Exercise description - Whenever a line below holds the word "kręgowego", copy that line.

Record extracts -
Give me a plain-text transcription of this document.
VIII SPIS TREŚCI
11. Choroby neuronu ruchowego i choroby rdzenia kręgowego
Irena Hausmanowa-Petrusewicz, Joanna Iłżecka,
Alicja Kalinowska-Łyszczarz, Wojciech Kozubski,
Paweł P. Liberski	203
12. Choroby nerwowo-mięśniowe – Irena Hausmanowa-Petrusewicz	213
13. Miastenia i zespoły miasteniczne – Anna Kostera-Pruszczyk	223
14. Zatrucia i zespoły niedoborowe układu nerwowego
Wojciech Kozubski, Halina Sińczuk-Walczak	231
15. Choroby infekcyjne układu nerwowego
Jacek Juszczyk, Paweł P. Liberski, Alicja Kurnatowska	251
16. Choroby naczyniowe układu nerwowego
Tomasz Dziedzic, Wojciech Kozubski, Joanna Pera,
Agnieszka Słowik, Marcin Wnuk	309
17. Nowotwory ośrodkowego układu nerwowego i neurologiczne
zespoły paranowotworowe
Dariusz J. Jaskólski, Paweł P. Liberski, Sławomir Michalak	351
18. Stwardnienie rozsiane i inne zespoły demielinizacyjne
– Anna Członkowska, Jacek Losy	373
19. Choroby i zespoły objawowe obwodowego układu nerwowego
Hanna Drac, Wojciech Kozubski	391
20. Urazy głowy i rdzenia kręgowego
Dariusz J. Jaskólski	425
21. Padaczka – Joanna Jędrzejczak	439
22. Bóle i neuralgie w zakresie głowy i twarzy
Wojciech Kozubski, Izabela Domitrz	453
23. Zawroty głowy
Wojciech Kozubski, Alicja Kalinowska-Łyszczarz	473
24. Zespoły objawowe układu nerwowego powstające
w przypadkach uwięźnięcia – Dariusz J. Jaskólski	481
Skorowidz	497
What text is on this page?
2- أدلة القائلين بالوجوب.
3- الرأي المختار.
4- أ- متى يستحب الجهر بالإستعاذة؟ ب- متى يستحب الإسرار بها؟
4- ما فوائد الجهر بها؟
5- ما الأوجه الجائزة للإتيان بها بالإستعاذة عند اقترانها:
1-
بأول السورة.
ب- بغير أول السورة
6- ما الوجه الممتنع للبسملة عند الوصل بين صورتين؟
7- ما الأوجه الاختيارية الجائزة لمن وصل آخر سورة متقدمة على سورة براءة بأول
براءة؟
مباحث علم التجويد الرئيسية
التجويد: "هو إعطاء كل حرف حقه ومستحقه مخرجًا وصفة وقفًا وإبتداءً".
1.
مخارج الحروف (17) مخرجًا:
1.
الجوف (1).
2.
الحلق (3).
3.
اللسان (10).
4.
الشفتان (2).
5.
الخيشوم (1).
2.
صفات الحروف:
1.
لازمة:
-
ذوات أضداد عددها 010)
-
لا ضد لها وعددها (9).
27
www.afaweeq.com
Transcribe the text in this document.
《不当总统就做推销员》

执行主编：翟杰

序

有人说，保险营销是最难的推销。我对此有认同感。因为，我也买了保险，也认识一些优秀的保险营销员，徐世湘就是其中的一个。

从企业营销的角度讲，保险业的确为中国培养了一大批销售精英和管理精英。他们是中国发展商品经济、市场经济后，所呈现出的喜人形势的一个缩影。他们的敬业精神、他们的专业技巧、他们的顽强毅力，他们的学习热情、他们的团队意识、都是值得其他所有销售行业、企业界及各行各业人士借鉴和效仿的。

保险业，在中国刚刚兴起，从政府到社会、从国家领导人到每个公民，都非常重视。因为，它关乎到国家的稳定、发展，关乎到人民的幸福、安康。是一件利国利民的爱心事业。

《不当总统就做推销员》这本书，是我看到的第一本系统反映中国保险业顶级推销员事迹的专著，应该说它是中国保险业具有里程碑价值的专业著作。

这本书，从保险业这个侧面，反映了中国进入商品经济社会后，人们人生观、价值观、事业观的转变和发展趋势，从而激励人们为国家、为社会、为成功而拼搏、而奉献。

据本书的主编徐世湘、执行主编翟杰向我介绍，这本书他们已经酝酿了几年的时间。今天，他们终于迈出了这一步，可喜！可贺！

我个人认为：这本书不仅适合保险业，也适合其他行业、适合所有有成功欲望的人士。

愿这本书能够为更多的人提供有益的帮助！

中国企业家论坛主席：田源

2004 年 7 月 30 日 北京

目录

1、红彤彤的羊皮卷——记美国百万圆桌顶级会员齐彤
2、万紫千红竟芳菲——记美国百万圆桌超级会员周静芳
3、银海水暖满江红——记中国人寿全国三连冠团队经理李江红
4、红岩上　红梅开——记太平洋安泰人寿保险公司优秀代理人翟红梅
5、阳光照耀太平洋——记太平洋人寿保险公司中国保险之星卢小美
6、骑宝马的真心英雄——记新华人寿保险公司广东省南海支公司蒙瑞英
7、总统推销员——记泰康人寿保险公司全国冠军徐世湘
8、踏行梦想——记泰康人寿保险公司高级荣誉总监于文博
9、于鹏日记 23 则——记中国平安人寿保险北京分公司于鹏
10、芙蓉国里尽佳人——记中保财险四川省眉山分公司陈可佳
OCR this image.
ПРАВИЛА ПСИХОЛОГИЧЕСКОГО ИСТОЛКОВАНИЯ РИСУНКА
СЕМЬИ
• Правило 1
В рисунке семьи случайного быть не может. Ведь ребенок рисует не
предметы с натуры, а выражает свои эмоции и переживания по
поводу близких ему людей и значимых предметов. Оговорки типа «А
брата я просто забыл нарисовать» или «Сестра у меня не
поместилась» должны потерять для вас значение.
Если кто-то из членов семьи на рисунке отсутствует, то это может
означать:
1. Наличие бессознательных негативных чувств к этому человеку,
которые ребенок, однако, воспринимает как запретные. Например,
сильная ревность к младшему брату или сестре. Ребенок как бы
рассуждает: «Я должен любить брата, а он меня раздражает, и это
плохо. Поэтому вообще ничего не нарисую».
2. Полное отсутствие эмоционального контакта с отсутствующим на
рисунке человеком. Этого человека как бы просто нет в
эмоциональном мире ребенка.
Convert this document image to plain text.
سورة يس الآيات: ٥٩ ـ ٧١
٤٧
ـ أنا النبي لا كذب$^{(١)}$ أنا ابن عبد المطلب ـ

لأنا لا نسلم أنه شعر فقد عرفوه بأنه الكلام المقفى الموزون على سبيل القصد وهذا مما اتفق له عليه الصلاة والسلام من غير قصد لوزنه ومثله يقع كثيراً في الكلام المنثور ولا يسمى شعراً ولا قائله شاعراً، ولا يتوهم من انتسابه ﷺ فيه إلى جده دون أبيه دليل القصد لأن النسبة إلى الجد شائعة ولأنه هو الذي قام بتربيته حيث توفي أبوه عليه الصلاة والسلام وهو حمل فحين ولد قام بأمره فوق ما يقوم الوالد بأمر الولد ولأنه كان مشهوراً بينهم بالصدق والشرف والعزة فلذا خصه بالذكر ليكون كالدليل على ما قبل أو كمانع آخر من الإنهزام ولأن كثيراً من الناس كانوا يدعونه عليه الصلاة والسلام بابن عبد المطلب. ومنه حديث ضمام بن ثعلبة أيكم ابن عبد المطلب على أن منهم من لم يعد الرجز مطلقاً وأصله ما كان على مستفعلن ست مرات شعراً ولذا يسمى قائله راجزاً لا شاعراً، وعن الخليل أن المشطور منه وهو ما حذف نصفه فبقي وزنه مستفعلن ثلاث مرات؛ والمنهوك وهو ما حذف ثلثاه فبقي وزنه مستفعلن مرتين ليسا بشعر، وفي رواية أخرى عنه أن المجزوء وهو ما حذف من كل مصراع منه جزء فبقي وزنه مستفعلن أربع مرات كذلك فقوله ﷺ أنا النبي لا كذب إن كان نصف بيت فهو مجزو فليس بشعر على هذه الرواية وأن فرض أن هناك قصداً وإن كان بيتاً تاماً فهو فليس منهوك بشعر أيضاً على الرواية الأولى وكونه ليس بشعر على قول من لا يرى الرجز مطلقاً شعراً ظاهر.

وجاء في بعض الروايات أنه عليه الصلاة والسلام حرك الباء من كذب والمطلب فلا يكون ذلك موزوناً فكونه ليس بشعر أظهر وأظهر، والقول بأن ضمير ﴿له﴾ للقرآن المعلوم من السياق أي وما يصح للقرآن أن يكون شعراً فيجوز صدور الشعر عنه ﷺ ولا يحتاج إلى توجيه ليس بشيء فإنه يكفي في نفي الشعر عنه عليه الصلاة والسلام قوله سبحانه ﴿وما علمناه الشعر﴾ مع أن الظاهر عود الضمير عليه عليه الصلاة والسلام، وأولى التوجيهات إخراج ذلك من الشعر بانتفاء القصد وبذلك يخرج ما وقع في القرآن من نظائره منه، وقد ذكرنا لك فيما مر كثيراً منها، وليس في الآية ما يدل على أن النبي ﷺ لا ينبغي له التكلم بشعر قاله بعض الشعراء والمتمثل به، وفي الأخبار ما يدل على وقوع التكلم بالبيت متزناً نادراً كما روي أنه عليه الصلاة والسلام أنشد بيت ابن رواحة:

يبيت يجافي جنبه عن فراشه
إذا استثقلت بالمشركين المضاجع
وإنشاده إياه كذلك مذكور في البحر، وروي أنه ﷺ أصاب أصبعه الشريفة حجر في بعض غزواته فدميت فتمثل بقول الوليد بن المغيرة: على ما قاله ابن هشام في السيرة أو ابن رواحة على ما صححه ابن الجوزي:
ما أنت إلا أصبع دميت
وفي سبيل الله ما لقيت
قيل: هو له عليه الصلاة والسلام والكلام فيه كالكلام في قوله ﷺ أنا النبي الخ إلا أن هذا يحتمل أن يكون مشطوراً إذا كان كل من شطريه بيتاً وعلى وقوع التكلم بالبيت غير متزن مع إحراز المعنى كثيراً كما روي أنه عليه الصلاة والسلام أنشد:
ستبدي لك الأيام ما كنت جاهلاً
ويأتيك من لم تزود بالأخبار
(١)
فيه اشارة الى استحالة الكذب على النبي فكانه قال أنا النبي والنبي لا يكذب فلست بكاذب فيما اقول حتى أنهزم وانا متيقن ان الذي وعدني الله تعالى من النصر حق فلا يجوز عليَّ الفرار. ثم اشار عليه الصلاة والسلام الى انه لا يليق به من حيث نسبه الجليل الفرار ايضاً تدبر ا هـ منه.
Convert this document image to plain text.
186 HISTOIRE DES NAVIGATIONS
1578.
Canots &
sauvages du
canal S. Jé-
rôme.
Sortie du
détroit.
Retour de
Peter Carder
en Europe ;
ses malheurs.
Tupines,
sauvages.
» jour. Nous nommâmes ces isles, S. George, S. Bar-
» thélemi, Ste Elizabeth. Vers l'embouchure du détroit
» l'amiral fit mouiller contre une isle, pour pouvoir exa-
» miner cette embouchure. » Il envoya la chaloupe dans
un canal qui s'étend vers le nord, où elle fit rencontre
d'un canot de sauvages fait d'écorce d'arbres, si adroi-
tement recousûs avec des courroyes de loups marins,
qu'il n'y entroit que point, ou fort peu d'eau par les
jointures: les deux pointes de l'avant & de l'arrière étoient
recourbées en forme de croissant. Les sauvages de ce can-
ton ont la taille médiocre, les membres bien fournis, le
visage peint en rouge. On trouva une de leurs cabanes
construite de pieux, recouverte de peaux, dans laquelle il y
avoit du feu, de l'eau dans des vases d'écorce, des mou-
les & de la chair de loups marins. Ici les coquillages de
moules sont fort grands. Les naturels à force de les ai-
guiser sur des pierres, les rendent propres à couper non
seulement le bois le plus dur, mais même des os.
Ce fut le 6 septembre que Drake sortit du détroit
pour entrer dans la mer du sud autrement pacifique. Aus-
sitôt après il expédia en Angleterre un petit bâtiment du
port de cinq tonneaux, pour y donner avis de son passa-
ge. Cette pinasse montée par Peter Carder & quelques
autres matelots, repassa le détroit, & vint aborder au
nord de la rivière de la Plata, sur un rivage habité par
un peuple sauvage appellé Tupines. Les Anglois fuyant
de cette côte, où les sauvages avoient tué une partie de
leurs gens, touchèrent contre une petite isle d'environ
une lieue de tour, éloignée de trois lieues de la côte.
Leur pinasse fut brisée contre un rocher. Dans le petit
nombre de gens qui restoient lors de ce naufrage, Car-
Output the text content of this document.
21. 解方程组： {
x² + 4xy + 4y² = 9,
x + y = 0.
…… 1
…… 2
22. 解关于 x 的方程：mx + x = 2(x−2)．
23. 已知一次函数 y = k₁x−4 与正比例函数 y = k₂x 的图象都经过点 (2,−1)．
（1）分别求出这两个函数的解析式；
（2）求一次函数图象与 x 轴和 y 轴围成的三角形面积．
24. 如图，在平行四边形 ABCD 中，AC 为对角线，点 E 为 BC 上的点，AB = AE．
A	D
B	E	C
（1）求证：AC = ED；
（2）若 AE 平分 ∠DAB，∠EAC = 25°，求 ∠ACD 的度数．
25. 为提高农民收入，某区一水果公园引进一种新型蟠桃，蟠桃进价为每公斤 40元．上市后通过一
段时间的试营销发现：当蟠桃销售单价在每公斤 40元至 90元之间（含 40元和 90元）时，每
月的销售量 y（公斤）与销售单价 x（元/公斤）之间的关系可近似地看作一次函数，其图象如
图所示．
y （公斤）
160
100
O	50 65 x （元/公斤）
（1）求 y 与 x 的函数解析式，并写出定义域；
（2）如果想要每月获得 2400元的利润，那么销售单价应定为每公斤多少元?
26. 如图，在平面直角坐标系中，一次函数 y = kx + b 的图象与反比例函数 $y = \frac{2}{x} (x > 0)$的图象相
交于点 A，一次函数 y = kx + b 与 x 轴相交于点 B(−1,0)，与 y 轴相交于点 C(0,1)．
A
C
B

Task answer -
11. Choroby neuronu ruchowego i choroby rdzenia kręgowego
20. Urazy głowy i rdzenia kręgowego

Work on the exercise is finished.